** Prompt **
Extract each record and reproduce it exactly.

** Extracts from a graphics dataset **
====

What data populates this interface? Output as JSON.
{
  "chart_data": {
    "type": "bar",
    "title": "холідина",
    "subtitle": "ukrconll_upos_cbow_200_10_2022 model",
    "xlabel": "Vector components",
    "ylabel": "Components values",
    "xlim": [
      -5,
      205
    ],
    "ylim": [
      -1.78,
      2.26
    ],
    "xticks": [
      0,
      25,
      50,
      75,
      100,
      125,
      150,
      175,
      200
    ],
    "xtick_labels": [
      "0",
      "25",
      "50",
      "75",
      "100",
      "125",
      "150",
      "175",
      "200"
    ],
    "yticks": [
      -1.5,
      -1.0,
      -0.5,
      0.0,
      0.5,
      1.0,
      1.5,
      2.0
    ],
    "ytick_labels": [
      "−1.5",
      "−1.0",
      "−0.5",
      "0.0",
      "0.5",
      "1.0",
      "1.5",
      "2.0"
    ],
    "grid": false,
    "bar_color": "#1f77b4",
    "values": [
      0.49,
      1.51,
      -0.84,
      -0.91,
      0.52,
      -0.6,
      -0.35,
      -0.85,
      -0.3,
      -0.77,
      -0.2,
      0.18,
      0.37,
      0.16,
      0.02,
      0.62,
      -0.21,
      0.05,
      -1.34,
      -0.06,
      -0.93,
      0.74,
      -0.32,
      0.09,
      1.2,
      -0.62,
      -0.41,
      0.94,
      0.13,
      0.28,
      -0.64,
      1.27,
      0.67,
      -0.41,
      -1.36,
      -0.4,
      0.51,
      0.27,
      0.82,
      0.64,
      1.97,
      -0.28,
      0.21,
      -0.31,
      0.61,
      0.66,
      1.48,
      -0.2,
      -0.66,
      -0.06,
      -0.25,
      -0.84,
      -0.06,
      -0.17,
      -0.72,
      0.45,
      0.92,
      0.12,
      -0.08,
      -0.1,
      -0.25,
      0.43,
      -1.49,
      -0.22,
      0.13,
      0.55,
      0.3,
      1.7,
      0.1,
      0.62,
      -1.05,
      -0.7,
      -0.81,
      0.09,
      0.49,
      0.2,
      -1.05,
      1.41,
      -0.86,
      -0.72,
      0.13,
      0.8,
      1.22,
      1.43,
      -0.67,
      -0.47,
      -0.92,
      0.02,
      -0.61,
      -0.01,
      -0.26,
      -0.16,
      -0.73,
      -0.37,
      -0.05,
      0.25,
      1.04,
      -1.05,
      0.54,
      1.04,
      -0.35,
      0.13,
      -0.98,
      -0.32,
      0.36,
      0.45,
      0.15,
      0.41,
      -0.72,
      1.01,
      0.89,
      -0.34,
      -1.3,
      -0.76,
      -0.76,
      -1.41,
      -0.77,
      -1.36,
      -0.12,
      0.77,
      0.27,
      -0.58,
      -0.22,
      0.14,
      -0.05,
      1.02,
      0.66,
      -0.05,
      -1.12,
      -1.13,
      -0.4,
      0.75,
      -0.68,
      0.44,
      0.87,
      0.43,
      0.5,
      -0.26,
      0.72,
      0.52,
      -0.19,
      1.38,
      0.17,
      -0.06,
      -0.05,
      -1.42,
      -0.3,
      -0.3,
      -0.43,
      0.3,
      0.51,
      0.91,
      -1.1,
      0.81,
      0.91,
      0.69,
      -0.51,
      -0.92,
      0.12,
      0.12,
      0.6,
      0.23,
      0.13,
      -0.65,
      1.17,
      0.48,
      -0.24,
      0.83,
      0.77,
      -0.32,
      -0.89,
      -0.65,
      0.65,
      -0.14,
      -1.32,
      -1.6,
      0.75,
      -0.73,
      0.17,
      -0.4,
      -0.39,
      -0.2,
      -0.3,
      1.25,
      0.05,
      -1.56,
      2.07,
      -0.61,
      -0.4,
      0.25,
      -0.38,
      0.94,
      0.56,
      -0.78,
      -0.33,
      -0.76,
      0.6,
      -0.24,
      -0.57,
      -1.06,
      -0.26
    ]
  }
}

====

** Full solution **
What data populates this interface? Output as JSON.
{
  "chart_data": {
    "type": "bar",
    "title": "холідина",
    "subtitle": "ukrconll_upos_cbow_200_10_2022 model",
    "xlabel": "Vector components",
    "ylabel": "Components values",
    "xlim": [
      -5,
      205
    ],
    "ylim": [
      -1.78,
      2.26
    ],
    "xticks": [
      0,
      25,
      50,
      75,
      100,
      125,
      150,
      175,
      200
    ],
    "xtick_labels": [
      "0",
      "25",
      "50",
      "75",
      "100",
      "125",
      "150",
      "175",
      "200"
    ],
    "yticks": [
      -1.5,
      -1.0,
      -0.5,
      0.0,
      0.5,
      1.0,
      1.5,
      2.0
    ],
    "ytick_labels": [
      "−1.5",
      "−1.0",
      "−0.5",
      "0.0",
      "0.5",
      "1.0",
      "1.5",
      "2.0"
    ],
    "grid": false,
    "bar_color": "#1f77b4",
    "values": [
      0.49,
      1.51,
      -0.84,
      -0.91,
      0.52,
      -0.6,
      -0.35,
      -0.85,
      -0.3,
      -0.77,
      -0.2,
      0.18,
      0.37,
      0.16,
      0.02,
      0.62,
      -0.21,
      0.05,
      -1.34,
      -0.06,
      -0.93,
      0.74,
      -0.32,
      0.09,
      1.2,
      -0.62,
      -0.41,
      0.94,
      0.13,
      0.28,
      -0.64,
      1.27,
      0.67,
      -0.41,
      -1.36,
      -0.4,
      0.51,
      0.27,
      0.82,
      0.64,
      1.97,
      -0.28,
      0.21,
      -0.31,
      0.61,
      0.66,
      1.48,
      -0.2,
      -0.66,
      -0.06,
      -0.25,
      -0.84,
      -0.06,
      -0.17,
      -0.72,
      0.45,
      0.92,
      0.12,
      -0.08,
      -0.1,
      -0.25,
      0.43,
      -1.49,
      -0.22,
      0.13,
      0.55,
      0.3,
      1.7,
      0.1,
      0.62,
      -1.05,
      -0.7,
      -0.81,
      0.09,
      0.49,
      0.2,
      -1.05,
      1.41,
      -0.86,
      -0.72,
      0.13,
      0.8,
      1.22,
      1.43,
      -0.67,
      -0.47,
      -0.92,
      0.02,
      -0.61,
      -0.01,
      -0.26,
      -0.16,
      -0.73,
      -0.37,
      -0.05,
      0.25,
      1.04,
      -1.05,
      0.54,
      1.04,
      -0.35,
      0.13,
      -0.98,
      -0.32,
      0.36,
      0.45,
      0.15,
      0.41,
      -0.72,
      1.01,
      0.89,
      -0.34,
      -1.3,
      -0.76,
      -0.76,
      -1.41,
      -0.77,
      -1.36,
      -0.12,
      0.77,
      0.27,
      -0.58,
      -0.22,
      0.14,
      -0.05,
      1.02,
      0.66,
      -0.05,
      -1.12,
      -1.13,
      -0.4,
      0.75,
      -0.68,
      0.44,
      0.87,
      0.43,
      0.5,
      -0.26,
      0.72,
      0.52,
      -0.19,
      1.38,
      0.17,
      -0.06,
      -0.05,
      -1.42,
      -0.3,
      -0.3,
      -0.43,
      0.3,
      0.51,
      0.91,
      -1.1,
      0.81,
      0.91,
      0.69,
      -0.51,
      -0.92,
      0.12,
      0.12,
      0.6,
      0.23,
      0.13,
      -0.65,
      1.17,
      0.48,
      -0.24,
      0.83,
      0.77,
      -0.32,
      -0.89,
      -0.65,
      0.65,
      -0.14,
      -1.32,
      -1.6,
      0.75,
      -0.73,
      0.17,
      -0.4,
      -0.39,
      -0.2,
      -0.3,
      1.25,
      0.05,
      -1.56,
      2.07,
      -0.61,
      -0.4,
      0.25,
      -0.38,
      0.94,
      0.56,
      -0.78,
      -0.33,
      -0.76,
      0.6,
      -0.24,
      -0.57,
      -1.06,
      -0.26
    ]
  }
}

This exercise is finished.